# OBJECTIVE:
Select all lines holding the word "ТЕМПЕРАТУРА" from the entries that follow.

# EXERCISE DATA:
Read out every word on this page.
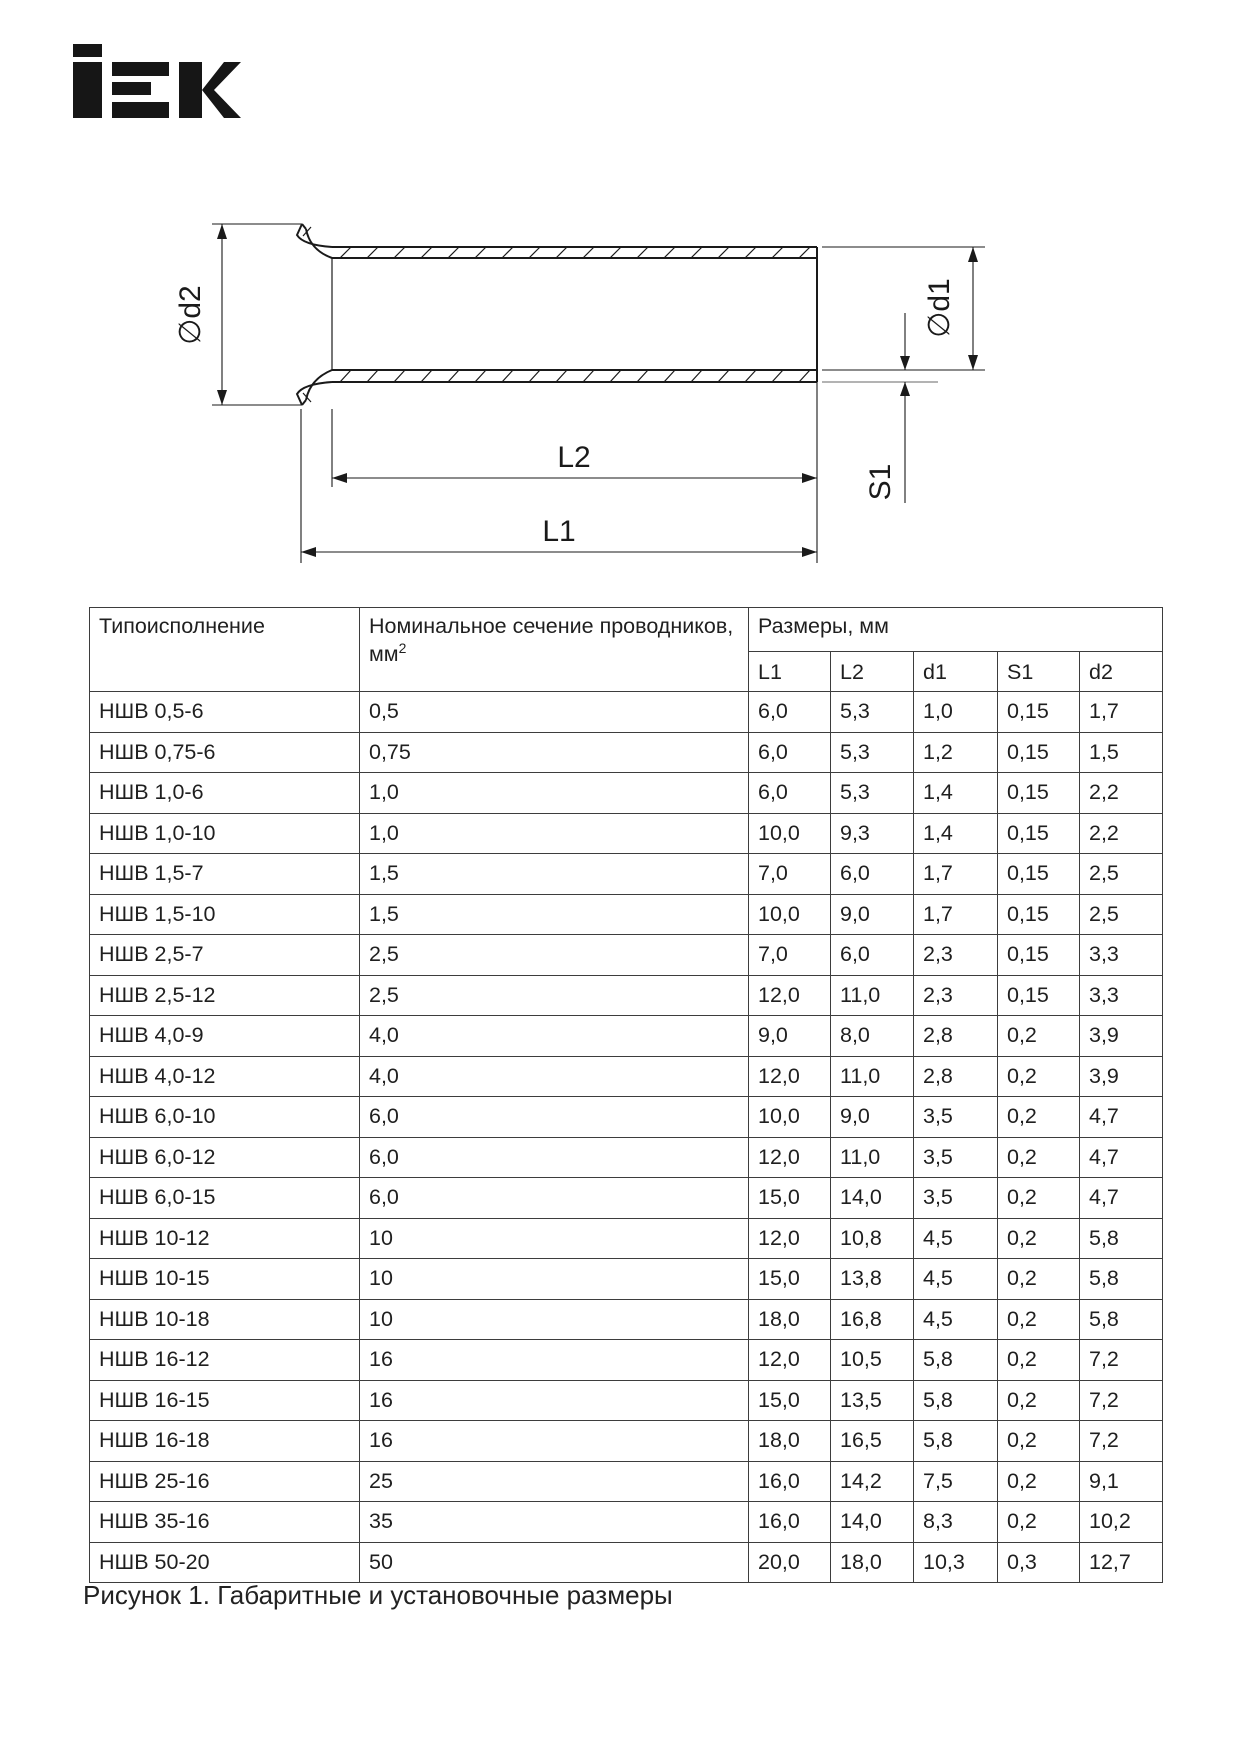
∅d2	∅d1
S1
L2
L1
Типоисполнение	Номинальное сечение проводников, $мм^2$	Размеры, мм				
		L1	L2	d1	S1	d2
НШВ 0,5-6	0,5	6,0	5,3	1,0	0,15	1,7
НШВ 0,75-6	0,75	6,0	5,3	1,2	0,15	1,5
НШВ 1,0-6	1,0	6,0	5,3	1,4	0,15	2,2
НШВ 1,0-10	1,0	10,0	9,3	1,4	0,15	2,2
НШВ 1,5-7	1,5	7,0	6,0	1,7	0,15	2,5
НШВ 1,5-10	1,5	10,0	9,0	1,7	0,15	2,5
НШВ 2,5-7	2,5	7,0	6,0	2,3	0,15	3,3
НШВ 2,5-12	2,5	12,0	11,0	2,3	0,15	3,3
НШВ 4,0-9	4,0	9,0	8,0	2,8	0,2	3,9
НШВ 4,0-12	4,0	12,0	11,0	2,8	0,2	3,9
НШВ 6,0-10	6,0	10,0	9,0	3,5	0,2	4,7
НШВ 6,0-12	6,0	12,0	11,0	3,5	0,2	4,7
НШВ 6,0-15	6,0	15,0	14,0	3,5	0,2	4,7
НШВ 10-12	10	12,0	10,8	4,5	0,2	5,8
НШВ 10-15	10	15,0	13,8	4,5	0,2	5,8
НШВ 10-18	10	18,0	16,8	4,5	0,2	5,8
НШВ 16-12	16	12,0	10,5	5,8	0,2	7,2
НШВ 16-15	16	15,0	13,5	5,8	0,2	7,2
НШВ 16-18	16	18,0	16,5	5,8	0,2	7,2
НШВ 25-16	25	16,0	14,2	7,5	0,2	9,1
НШВ 35-16	35	16,0	14,0	8,3	0,2	10,2
НШВ 50-20	50	20,0	18,0	10,3	0,3	12,7
Рисунок 1. Габаритные и установочные размеры
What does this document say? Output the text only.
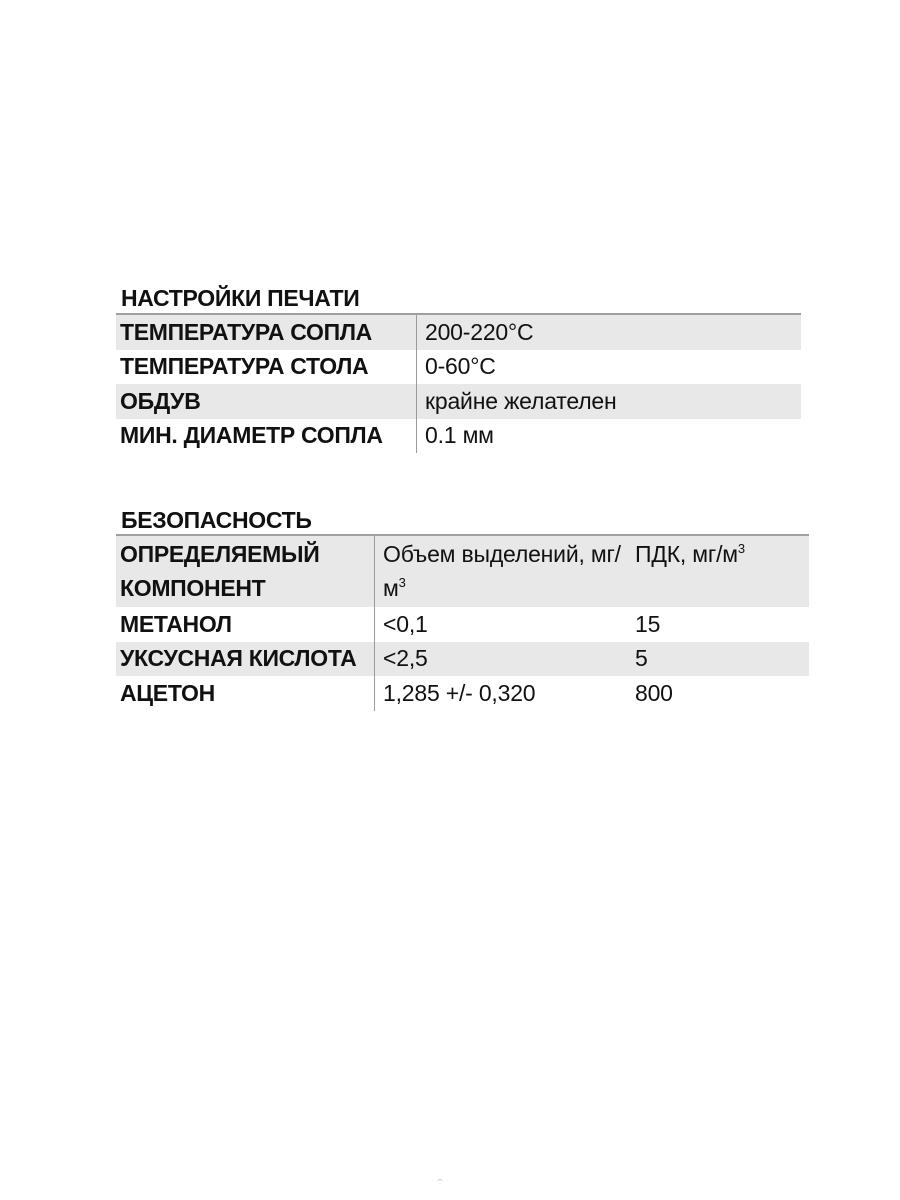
НАСТРОЙКИ ПЕЧАТИ
ТЕМПЕРАТУРА СОПЛА	200-220°C
ТЕМПЕРАТУРА СТОЛА	0-60°C
ОБДУВ	крайне желателен
МИН. ДИАМЕТР СОПЛА	0.1 мм
БЕЗОПАСНОСТЬ
ОПРЕДЕЛЯЕМЫЙ КОМПОНЕНТ	Объем выделений, $мг/м^3$	ПДК, $мг/м^3$
МЕТАНОЛ	<0,1	15
УКСУСНАЯ КИСЛОТА	<2,5	5
АЦЕТОН	1,285 +/- 0,320	800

# PROBLEM SOLUTION:
ТЕМПЕРАТУРА СОПЛА	200-220°C
ТЕМПЕРАТУРА СТОЛА	0-60°C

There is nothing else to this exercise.